[Layout element entries]
....................

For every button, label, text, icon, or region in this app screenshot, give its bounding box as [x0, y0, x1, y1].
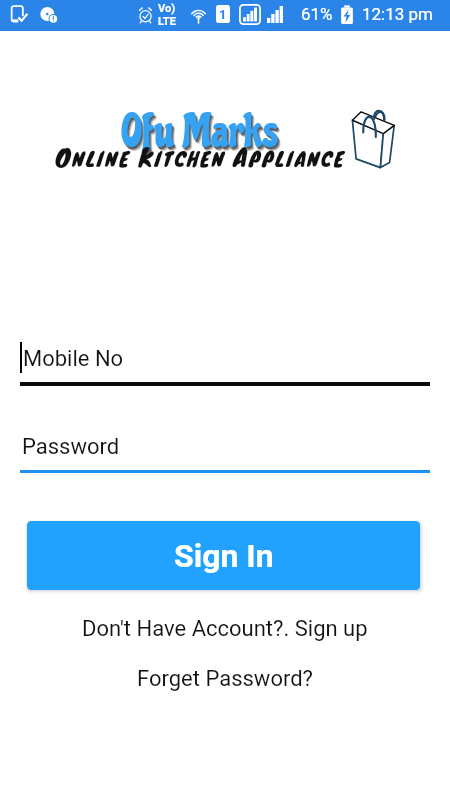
staticText: Ofu Marks	[121, 105, 279, 159]
button[interactable]: Mobile No	[20, 340, 430, 386]
staticText: Sign In	[174, 537, 274, 575]
staticText: Mobile No	[23, 346, 124, 372]
button[interactable]: Password	[20, 428, 430, 473]
other: Shopping bag logo	[352, 107, 396, 171]
button[interactable]: Don't Have Account?. Sign up	[82, 616, 368, 642]
staticText: 61%	[301, 4, 333, 24]
staticText: Password	[22, 434, 120, 460]
staticText: ONLINE KITCHEN APPLIANCE	[55, 138, 346, 175]
staticText: LTE	[158, 15, 176, 28]
staticText: Ofu Marks	[122, 107, 280, 161]
staticText: Vo)	[158, 2, 176, 15]
staticText: Ofu Marks	[124, 109, 282, 163]
staticText: Ofu Marks	[123, 108, 281, 162]
button[interactable]: Forget Password?	[137, 666, 313, 692]
staticText: 1	[219, 7, 227, 22]
button[interactable]: Sign In	[27, 521, 420, 590]
staticText: 12:13 pm	[362, 4, 434, 24]
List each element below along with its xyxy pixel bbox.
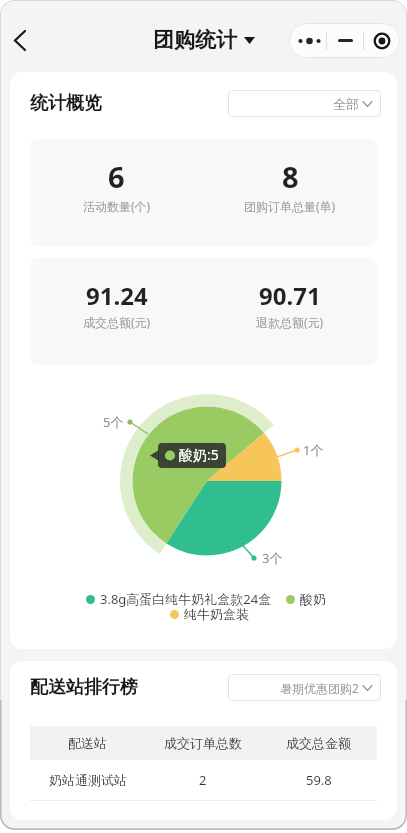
staticText: 退款总额(元)	[256, 314, 324, 330]
staticText: 5个	[103, 413, 124, 431]
staticText: 配送站排行榜	[30, 676, 138, 699]
staticText: 2	[199, 771, 207, 789]
staticText: 团购统计	[153, 27, 237, 53]
staticText: 成交总金额	[286, 735, 351, 751]
button[interactable]	[364, 23, 400, 58]
staticText: 8	[282, 157, 299, 196]
button[interactable]: 暑期优惠团购2	[228, 674, 381, 701]
staticText: 活动数量(个)	[83, 198, 151, 214]
button[interactable]: 团购统计	[153, 27, 255, 53]
button[interactable]	[327, 23, 363, 58]
staticText: 成交订单总数	[164, 735, 242, 751]
staticText: 1个	[303, 441, 324, 459]
staticText: 90.71	[259, 279, 321, 312]
staticText: 配送站	[68, 735, 107, 751]
button[interactable]: 奶站通测试站	[30, 760, 377, 800]
staticText: 3.8g高蛋白纯牛奶礼盒款24盒	[100, 590, 272, 608]
staticText: 纯牛奶盒装	[184, 606, 249, 622]
staticText: 59.8	[306, 771, 332, 789]
staticText: 酸奶	[300, 591, 326, 607]
staticText: 3个	[262, 549, 283, 567]
staticText: 暑期优惠团购2	[280, 680, 359, 696]
staticText: 团购订单总量(单)	[244, 198, 336, 214]
button[interactable]	[4, 24, 36, 56]
staticText: 酸奶:5	[179, 445, 219, 464]
staticText: 成交总额(元)	[83, 314, 151, 330]
button[interactable]: 全部	[228, 90, 381, 117]
staticText: 6	[108, 157, 125, 196]
staticText: 91.24	[86, 279, 148, 312]
staticText: 奶站通测试站	[49, 772, 127, 788]
button[interactable]	[289, 23, 326, 58]
staticText: 全部	[333, 96, 359, 112]
staticText: 统计概览	[30, 92, 102, 115]
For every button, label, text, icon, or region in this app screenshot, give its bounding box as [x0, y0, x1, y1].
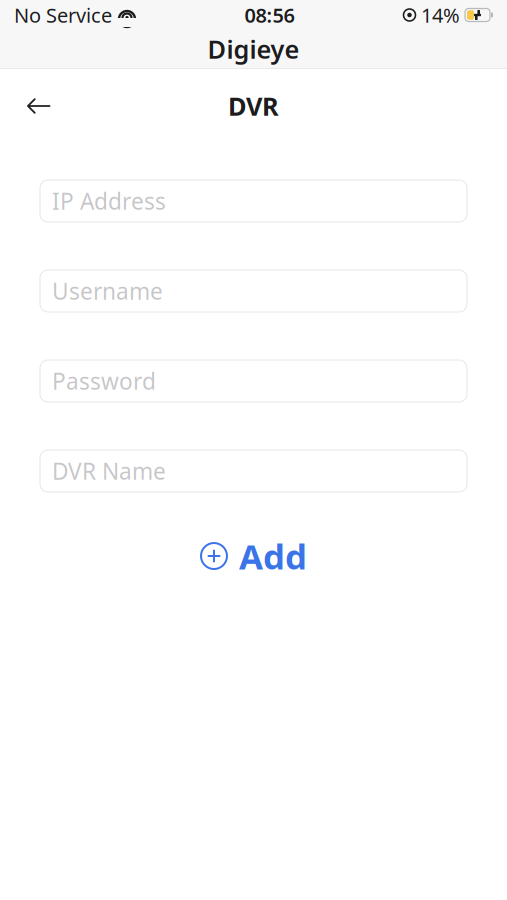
button[interactable]: Back	[16, 83, 62, 129]
staticText: Password	[52, 366, 156, 396]
staticText: Digieye	[208, 32, 300, 66]
staticText: 14%	[421, 2, 460, 28]
staticText: IP Address	[52, 186, 166, 216]
staticText: DVR	[228, 89, 279, 123]
staticText: 08:56	[244, 2, 294, 28]
staticText: Username	[52, 276, 163, 306]
button[interactable]: Add	[182, 525, 325, 587]
staticText: DVR Name	[52, 456, 166, 486]
staticText: No Service	[14, 2, 112, 28]
staticText: Add	[239, 533, 307, 579]
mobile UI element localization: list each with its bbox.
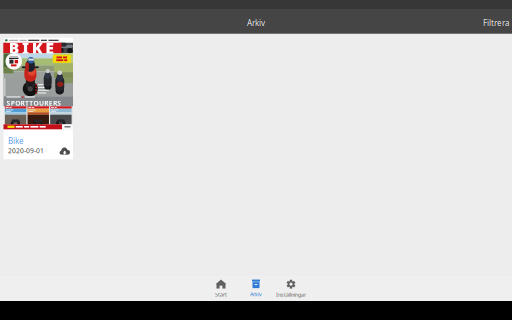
staticText: Filtrera xyxy=(483,18,509,28)
staticText: E xyxy=(45,37,54,58)
staticText: 2020-09-01 xyxy=(8,146,44,155)
staticText: Bike xyxy=(8,136,24,146)
button[interactable]: Arkiv xyxy=(238,274,274,301)
staticText: SPORTTOURERS xyxy=(6,99,61,108)
staticText: K xyxy=(32,37,43,58)
staticText: B xyxy=(8,37,20,58)
button[interactable]: Inställningar xyxy=(274,274,308,301)
staticText: Inställningar xyxy=(276,291,306,298)
staticText: I xyxy=(22,37,29,58)
button[interactable]: B xyxy=(4,38,73,159)
button[interactable]: Filtrera xyxy=(475,10,512,32)
staticText: Arkiv xyxy=(250,290,262,298)
staticText: Arkiv xyxy=(247,18,265,28)
staticText: Start xyxy=(215,291,227,298)
button[interactable]: Start xyxy=(204,274,238,301)
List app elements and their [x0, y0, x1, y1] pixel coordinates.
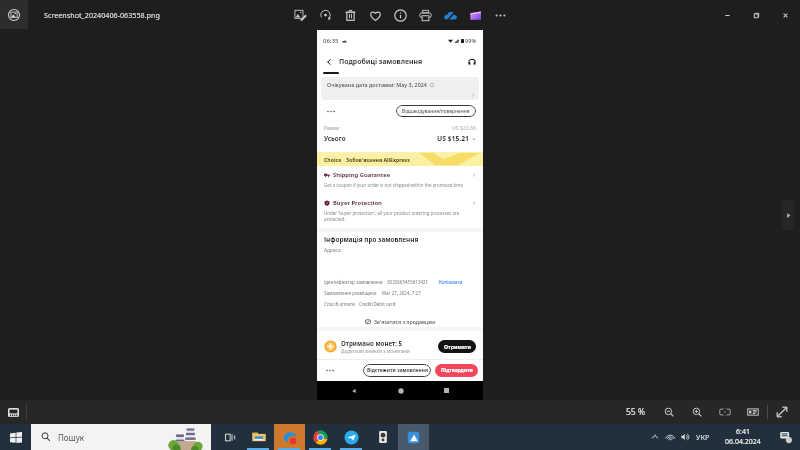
staticText: Отримати: [444, 343, 471, 350]
button[interactable]: Minimize: [713, 1, 742, 29]
staticText: УКР: [696, 432, 710, 442]
button[interactable]: Google Chrome: [305, 424, 336, 450]
staticText: Under 'buyer protection', all your produ…: [324, 210, 476, 222]
button[interactable]: Network: [662, 424, 677, 450]
button[interactable]: Очікувана дата доставки: May 3, 2024: [321, 77, 479, 100]
button[interactable]: Підтвердити: [435, 364, 478, 377]
button[interactable]: OneDrive: [438, 1, 463, 29]
staticText: Credit/Debit card: [359, 301, 396, 307]
staticText: Копіювати: [439, 279, 463, 285]
button[interactable]: Fit to window: [711, 400, 739, 424]
button[interactable]: More options: [324, 105, 337, 117]
staticText: Ідентифікатор замовлення: [324, 279, 383, 285]
button[interactable]: Full screen: [768, 400, 796, 424]
staticText: Відшкодування/повернення: [402, 108, 470, 115]
staticText: US $22.66: [452, 125, 476, 132]
button[interactable]: Filmstrip: [0, 400, 26, 424]
button[interactable]: Speaker app: [367, 424, 398, 450]
staticText: 06:35: [323, 37, 339, 45]
button[interactable]: Video editor: [463, 1, 488, 29]
button[interactable]: Volume: [677, 424, 692, 450]
button[interactable]: Slideshow: [739, 400, 767, 424]
button[interactable]: Отримати: [438, 340, 476, 353]
staticText: 06.04.2024: [725, 437, 761, 447]
staticText: Замовлення розміщено: [324, 290, 377, 296]
button[interactable]: Close: [771, 1, 800, 29]
button[interactable]: Telegram: [336, 424, 367, 450]
button[interactable]: File explorer: [243, 424, 274, 450]
staticText: Buyer Protection: [333, 199, 382, 207]
button[interactable]: Відстежити замовлення: [363, 364, 431, 377]
button[interactable]: Photos app: [0, 0, 28, 29]
button[interactable]: Buyer Protection: [324, 198, 476, 208]
button[interactable]: Info: [388, 1, 413, 29]
staticText: Choice: [324, 156, 342, 163]
button[interactable]: Home: [391, 381, 410, 400]
button[interactable]: Back: [344, 381, 363, 400]
button[interactable]: Зв'язатися з продавцем: [317, 316, 483, 327]
staticText: Подробиці замовлення: [339, 57, 423, 66]
button[interactable]: Notifications: [774, 425, 798, 449]
staticText: Адреса: [324, 247, 341, 254]
staticText: US $15.21: [437, 134, 469, 143]
button[interactable]: 6:41: [725, 427, 761, 447]
staticText: Усього: [324, 134, 346, 143]
button[interactable]: Print: [413, 1, 438, 29]
staticText: Підтвердити: [441, 367, 473, 374]
button[interactable]: More: [323, 364, 336, 376]
button[interactable]: More: [488, 1, 513, 29]
staticText: 3032665455613421: [387, 279, 429, 285]
button[interactable]: Show hidden icons: [647, 424, 662, 450]
button[interactable]: Shipping Guarantee: [324, 170, 476, 180]
button[interactable]: Zoom out: [655, 400, 683, 424]
button[interactable]: Start: [0, 424, 31, 450]
staticText: 99%: [465, 37, 477, 45]
button[interactable]: Recents: [437, 381, 456, 400]
button[interactable]: Support: [466, 56, 477, 67]
button[interactable]: Rotate: [313, 1, 338, 29]
staticText: Get a coupon if your order is not shippe…: [324, 182, 463, 188]
staticText: Зобов'язання AliExpress: [346, 156, 410, 163]
staticText: Додаткові знижки з монетами: [341, 348, 410, 354]
staticText: Отримано монет: 5: [341, 339, 403, 347]
button[interactable]: УКР: [696, 432, 710, 442]
staticText: Очікувана дата доставки: May 3, 2024: [327, 81, 427, 88]
button[interactable]: Пошук: [31, 424, 211, 450]
staticText: Screenshot_20240406-063558.png: [44, 10, 160, 20]
staticText: Зв'язатися з продавцем: [374, 318, 436, 325]
button[interactable]: Копіювати: [439, 279, 463, 285]
staticText: Спосіб оплати: [324, 301, 355, 307]
button[interactable]: Відшкодування/повернення: [396, 105, 476, 117]
staticText: Mar 27, 2024, 7:27: [382, 290, 421, 296]
button[interactable]: Back: [323, 56, 334, 67]
button[interactable]: Microsoft Edge: [274, 424, 305, 450]
button[interactable]: Maximize: [742, 1, 771, 29]
button[interactable]: Photos: [398, 424, 429, 450]
staticText: Shipping Guarantee: [333, 171, 391, 179]
button[interactable]: Next image: [782, 200, 794, 230]
staticText: 6:41: [736, 427, 750, 437]
staticText: Разом: [324, 125, 340, 132]
staticText: Інформація про замовлення: [324, 235, 419, 244]
button[interactable]: Task view: [218, 424, 243, 450]
button[interactable]: Favorite: [363, 1, 388, 29]
staticText: Відстежити замовлення: [367, 367, 428, 374]
button[interactable]: Zoom in: [683, 400, 711, 424]
staticText: 55 %: [626, 406, 645, 418]
staticText: Пошук: [58, 432, 85, 443]
button[interactable]: Edit: [288, 1, 313, 29]
button[interactable]: Delete: [338, 1, 363, 29]
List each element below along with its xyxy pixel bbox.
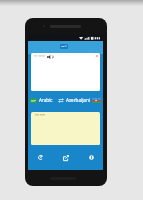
staticText: Arabic [39, 97, 53, 103]
button[interactable]: History [35, 152, 46, 163]
button[interactable]: Clear text [95, 54, 99, 58]
button[interactable]: Share [60, 152, 71, 163]
staticText: Azerbaijani [66, 97, 90, 103]
button[interactable]: Azerbaijani [66, 97, 101, 103]
button[interactable] [31, 112, 100, 145]
button[interactable]: Info [86, 152, 97, 163]
button[interactable]: Clear text [31, 53, 100, 91]
button[interactable]: Arabic [30, 97, 53, 103]
button[interactable]: Swap languages [57, 97, 64, 104]
button[interactable]: App logo [60, 44, 68, 49]
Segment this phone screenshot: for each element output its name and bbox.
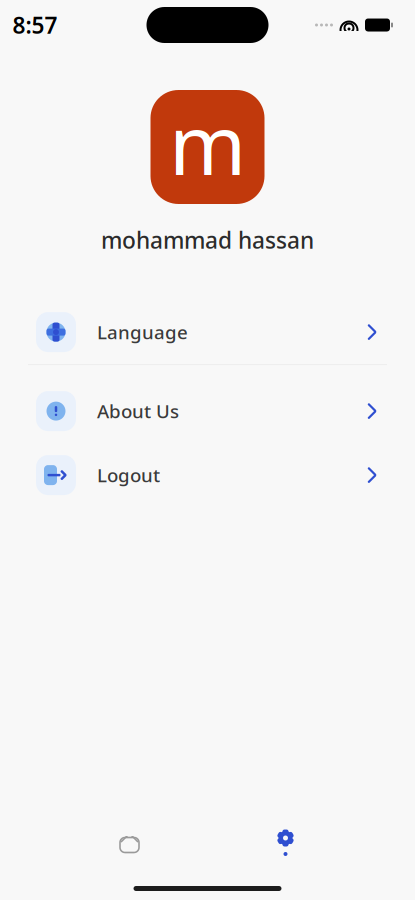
button[interactable]: Home [52,814,208,870]
staticText: About Us [97,399,179,424]
staticText: Language [97,320,188,344]
staticText: Logout [97,463,160,488]
button[interactable]: Settings [208,814,364,870]
button[interactable]: About Us [0,379,415,443]
button[interactable]: Language [0,300,415,364]
staticText: 8:57 [12,10,58,40]
staticText: m [169,88,246,198]
staticText: mohammad hassan [101,225,314,255]
button[interactable]: Logout [0,443,415,507]
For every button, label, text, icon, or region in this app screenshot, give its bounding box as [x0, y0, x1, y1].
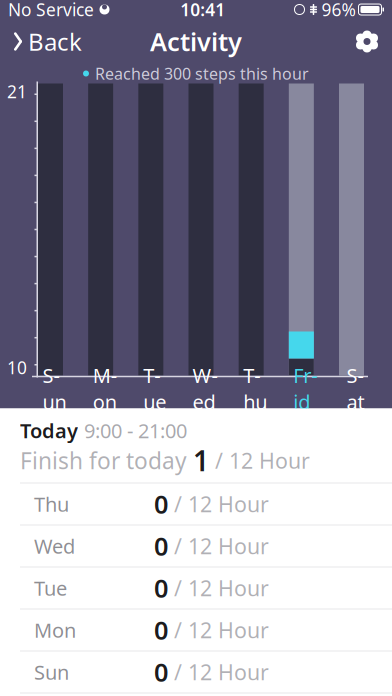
staticText: 0: [154, 571, 168, 605]
staticText: Finish for today: [20, 445, 193, 476]
staticText: Wed: [34, 533, 75, 559]
staticText: 0: [154, 613, 168, 647]
staticText: Wed: [192, 362, 218, 415]
button[interactable]: Tue: [0, 568, 392, 610]
button[interactable]: Mon: [0, 610, 392, 652]
staticText: Activity: [150, 25, 242, 58]
staticText: / 12 Hour: [168, 658, 269, 686]
staticText: Thu: [243, 362, 267, 415]
staticText: / 12 Hour: [168, 532, 269, 560]
button[interactable]: Settings: [342, 20, 392, 64]
staticText: Sun: [42, 362, 66, 415]
staticText: Frid: [293, 362, 317, 415]
staticText: 0: [154, 529, 168, 563]
staticText: 10: [7, 356, 27, 379]
staticText: Today: [20, 417, 78, 444]
staticText: / 12 Hour: [168, 616, 269, 644]
staticText: 0: [154, 655, 168, 689]
staticText: Tue: [34, 575, 67, 601]
staticText: Reached 300 steps this hour: [95, 63, 309, 84]
staticText: 10:41: [180, 0, 225, 21]
staticText: Thu: [34, 491, 69, 517]
staticText: / 12 Hour: [168, 490, 269, 518]
staticText: 9:00 - 21:00: [84, 417, 187, 444]
button[interactable]: Thu: [0, 484, 392, 526]
staticText: Sun: [34, 659, 69, 685]
staticText: Mon: [34, 617, 76, 643]
button[interactable]: Sun: [0, 652, 392, 694]
staticText: / 12 Hour: [168, 574, 269, 602]
staticText: 96%: [322, 0, 356, 21]
staticText: / 12 Hour: [209, 446, 310, 475]
staticText: Sat: [346, 362, 364, 415]
staticText: 1: [193, 442, 209, 479]
staticText: 21: [7, 80, 27, 103]
staticText: Mon: [93, 362, 117, 415]
staticText: Tue: [143, 362, 166, 415]
staticText: No Service: [8, 0, 94, 21]
staticText: Back: [28, 26, 82, 58]
button[interactable]: Back: [0, 20, 94, 64]
button[interactable]: Wed: [0, 526, 392, 568]
staticText: 0: [154, 487, 168, 521]
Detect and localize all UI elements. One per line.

....................

**WHAT IS BEING ASKED:** Update the listing starting at the line containing "staticText: Arabic [39, 97, 53, 103]" and ending at the line containing "Segment this phone", and change every "Clear text" to "Erase text". Leave everything else unchanged.

**THE COMPLETED TASK:**
staticText: Arabic [39, 97, 53, 103]
button[interactable]: History [35, 152, 46, 163]
button[interactable]: Erase text [95, 54, 99, 58]
button[interactable]: Share [60, 152, 71, 163]
staticText: Azerbaijani [66, 97, 90, 103]
button[interactable]: Azerbaijani [66, 97, 101, 103]
button[interactable] [31, 112, 100, 145]
button[interactable]: Info [86, 152, 97, 163]
button[interactable]: Erase text [31, 53, 100, 91]
button[interactable]: Arabic [30, 97, 53, 103]
button[interactable]: Swap languages [57, 97, 64, 104]
button[interactable]: App logo [60, 44, 68, 49]
Segment this phone screenshot: for each element output its name and bbox.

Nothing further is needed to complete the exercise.